EXERCISE OBJECTIVE
Transcribe every entry below word for word, but skip the pictures.

----- DATA SECTION -----

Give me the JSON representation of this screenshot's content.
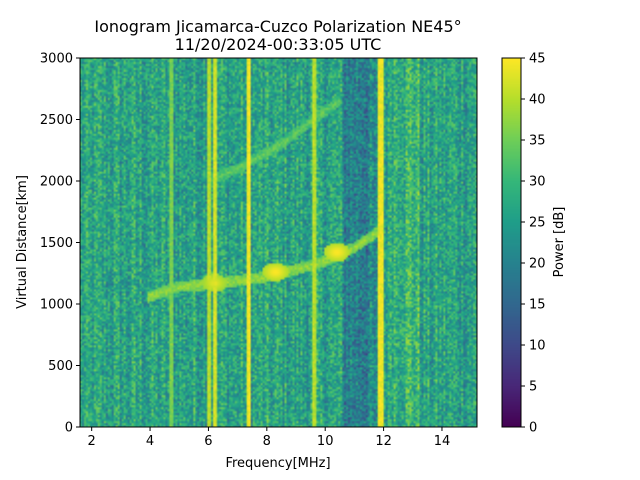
{
  "chart_data": {
    "type": "heatmap",
    "title_line1": "Ionogram Jicamarca-Cuzco Polarization NE45°",
    "title_line2": "11/20/2024-00:33:05 UTC",
    "xlabel": "Frequency[MHz]",
    "ylabel": "Virtual Distance[km]",
    "xlim": [
      1.6,
      15.2
    ],
    "ylim": [
      0,
      3000
    ],
    "x_ticks": [
      2,
      4,
      6,
      8,
      10,
      12,
      14
    ],
    "y_ticks": [
      0,
      500,
      1000,
      1500,
      2000,
      2500,
      3000
    ],
    "colorbar": {
      "label": "Power [dB]",
      "range": [
        0,
        45
      ],
      "ticks": [
        0,
        5,
        10,
        15,
        20,
        25,
        30,
        35,
        40,
        45
      ],
      "colormap": "viridis"
    },
    "background_power_db": 26,
    "vertical_interference_lines_mhz": [
      {
        "freq": 4.75,
        "power": 36
      },
      {
        "freq": 6.05,
        "power": 40
      },
      {
        "freq": 6.2,
        "power": 42
      },
      {
        "freq": 7.35,
        "power": 44
      },
      {
        "freq": 9.6,
        "power": 40
      },
      {
        "freq": 11.9,
        "power": 44
      }
    ],
    "traces": [
      {
        "name": "main-echo-trace",
        "power": 38,
        "points": [
          [
            3.9,
            1050
          ],
          [
            4.5,
            1100
          ],
          [
            5.0,
            1140
          ],
          [
            6.0,
            1160
          ],
          [
            7.0,
            1190
          ],
          [
            8.0,
            1220
          ],
          [
            9.0,
            1280
          ],
          [
            10.0,
            1350
          ],
          [
            11.0,
            1460
          ],
          [
            11.9,
            1600
          ]
        ]
      },
      {
        "name": "second-hop-trace",
        "power": 34,
        "points": [
          [
            6.0,
            2000
          ],
          [
            7.0,
            2100
          ],
          [
            8.0,
            2230
          ],
          [
            8.5,
            2300
          ],
          [
            9.5,
            2480
          ],
          [
            10.5,
            2650
          ]
        ]
      }
    ],
    "hotspots": [
      {
        "freq": 8.3,
        "dist": 1260,
        "power": 45
      },
      {
        "freq": 10.4,
        "dist": 1420,
        "power": 45
      },
      {
        "freq": 6.2,
        "dist": 1170,
        "power": 43
      }
    ]
  }
}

-----

RESULT OF THIS EXERCISE
Give me the JSON representation of this screenshot's content.
{
  "chart_data": {
    "type": "heatmap",
    "title_line1": "Ionogram Jicamarca-Cuzco Polarization NE45°",
    "title_line2": "11/20/2024-00:33:05 UTC",
    "xlabel": "Frequency[MHz]",
    "ylabel": "Virtual Distance[km]",
    "xlim": [
      1.6,
      15.2
    ],
    "ylim": [
      0,
      3000
    ],
    "x_ticks": [
      2,
      4,
      6,
      8,
      10,
      12,
      14
    ],
    "y_ticks": [
      0,
      500,
      1000,
      1500,
      2000,
      2500,
      3000
    ],
    "colorbar": {
      "label": "Power [dB]",
      "range": [
        0,
        45
      ],
      "ticks": [
        0,
        5,
        10,
        15,
        20,
        25,
        30,
        35,
        40,
        45
      ],
      "colormap": "viridis"
    },
    "background_power_db": 26,
    "vertical_interference_lines_mhz": [
      {
        "freq": 4.75,
        "power": 36
      },
      {
        "freq": 6.05,
        "power": 40
      },
      {
        "freq": 6.2,
        "power": 42
      },
      {
        "freq": 7.35,
        "power": 44
      },
      {
        "freq": 9.6,
        "power": 40
      },
      {
        "freq": 11.9,
        "power": 44
      }
    ],
    "traces": [
      {
        "name": "main-echo-trace",
        "power": 38,
        "points": [
          [
            3.9,
            1050
          ],
          [
            4.5,
            1100
          ],
          [
            5.0,
            1140
          ],
          [
            6.0,
            1160
          ],
          [
            7.0,
            1190
          ],
          [
            8.0,
            1220
          ],
          [
            9.0,
            1280
          ],
          [
            10.0,
            1350
          ],
          [
            11.0,
            1460
          ],
          [
            11.9,
            1600
          ]
        ]
      },
      {
        "name": "second-hop-trace",
        "power": 34,
        "points": [
          [
            6.0,
            2000
          ],
          [
            7.0,
            2100
          ],
          [
            8.0,
            2230
          ],
          [
            8.5,
            2300
          ],
          [
            9.5,
            2480
          ],
          [
            10.5,
            2650
          ]
        ]
      }
    ],
    "hotspots": [
      {
        "freq": 8.3,
        "dist": 1260,
        "power": 45
      },
      {
        "freq": 10.4,
        "dist": 1420,
        "power": 45
      },
      {
        "freq": 6.2,
        "dist": 1170,
        "power": 43
      }
    ]
  }
}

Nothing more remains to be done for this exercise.